PROVIDED PASSAGE: Begin
In a rare public comment, Apple's public relations department responded Wednesday to criticisms from the project manager for Adobe Flash, suggesting his recent criticism of Apple was "backwards."

In a statement to CNet's DeepTech, Apple spokeswoman Trudy Miller fired back at Adobe's Mike Chambers, who revealed this week that his company was abandoning its investment in a feature that would allow Flash applications to be ported natively to the iPhone OS. Chambers also made comments suggesting that Apple's closed system was restrictive to developers — an allegation that caught the ire of Apple.

"Someone has it backwards — it is HTML5, CSS, JavaScript, and H.264 (all supported by the iPhone and iPad) that are open and standard, while Adobe's Flash is closed and proprietary," Apple's Miller said in the statement.

While Apple's stance should come as no surprise, the fact that it offered comment on the matter is unique for the notoriously secretive company. When Apple introduced iPhone OS 4 earlier this month, company co-founder Steve Jobs was asked if there were any plans to add support for Adobe Flash. Jobs simply responded, "No."

But privately, Jobs has allegedly been very outspoken about Flash in recent months. At a company meeting in January, the CEO was rumored to have called Adobe "lazy," and said most Mac crashes are due to Flash. "The world is moving to HTML5," Jobs was quoted as saying.

Jobs also allegedly called Flash a "CPU hog" in a meeting with officials from The Wall Street Journal. The Apple co-founder was said to have called the Web format "full of security holes" and "old technology."

Adobe employees and supporters have fired back publicly since Apple revealed the iPad, which does not support Flash. Then, earlier this month, Apple took it one step further and specifically prohibited the development of applications using "an intermediary translation or compatibility layer tool." The change to the iPhone OS developer agreement means that software originally written for formats like Adobe's Flash cannot be ported to the iPhone, iPad and iPod touch. Adobe's forthcoming Creative Suite 5 includes software that allows Flash developers to port their software to the iPhone, though Adobe will no longer advance that technology due to Apple's changes.

One Adobe supporter suggested Apple timed the announcement to hurt sales of CS5. Jobs, in an e-mail, defended the move and said that intermediary software only results in substandard applications.
PROVIDED PASSAGE: End
ENTRIES SUPPLIED: Begin
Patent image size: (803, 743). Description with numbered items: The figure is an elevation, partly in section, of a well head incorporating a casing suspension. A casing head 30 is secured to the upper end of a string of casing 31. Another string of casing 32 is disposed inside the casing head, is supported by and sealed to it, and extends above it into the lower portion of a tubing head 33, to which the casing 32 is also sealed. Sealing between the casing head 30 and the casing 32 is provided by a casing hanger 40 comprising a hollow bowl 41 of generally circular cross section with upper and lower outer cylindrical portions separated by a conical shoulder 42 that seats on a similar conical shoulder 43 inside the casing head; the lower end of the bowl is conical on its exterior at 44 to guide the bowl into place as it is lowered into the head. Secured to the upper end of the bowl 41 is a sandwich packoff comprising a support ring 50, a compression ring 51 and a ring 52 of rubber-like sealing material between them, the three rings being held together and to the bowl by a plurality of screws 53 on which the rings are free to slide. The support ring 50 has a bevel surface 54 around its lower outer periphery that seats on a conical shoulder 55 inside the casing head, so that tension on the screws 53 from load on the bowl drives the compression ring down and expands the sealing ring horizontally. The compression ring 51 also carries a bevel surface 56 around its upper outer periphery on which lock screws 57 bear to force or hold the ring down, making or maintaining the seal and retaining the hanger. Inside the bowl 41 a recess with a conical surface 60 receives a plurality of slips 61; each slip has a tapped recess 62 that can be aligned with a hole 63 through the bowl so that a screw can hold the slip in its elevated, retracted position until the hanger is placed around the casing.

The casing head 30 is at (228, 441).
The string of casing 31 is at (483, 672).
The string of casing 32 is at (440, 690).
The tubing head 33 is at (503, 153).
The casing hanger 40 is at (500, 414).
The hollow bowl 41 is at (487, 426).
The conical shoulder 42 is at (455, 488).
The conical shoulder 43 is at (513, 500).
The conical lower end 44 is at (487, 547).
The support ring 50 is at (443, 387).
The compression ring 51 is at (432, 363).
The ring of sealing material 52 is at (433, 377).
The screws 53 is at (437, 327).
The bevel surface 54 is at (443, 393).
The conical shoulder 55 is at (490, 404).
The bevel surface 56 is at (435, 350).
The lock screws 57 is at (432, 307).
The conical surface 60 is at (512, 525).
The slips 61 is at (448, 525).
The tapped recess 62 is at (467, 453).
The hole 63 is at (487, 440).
ENTRIES SUPPLIED: End
**WORK TO COMPLETE:**
In the article about Apple's dispute with Adobe over Flash, which technologies does Apple spokeswoman Trudy Miller call open and standard?

**ANSWER SPACE:**
HTML5, CSS, JavaScript, and H.264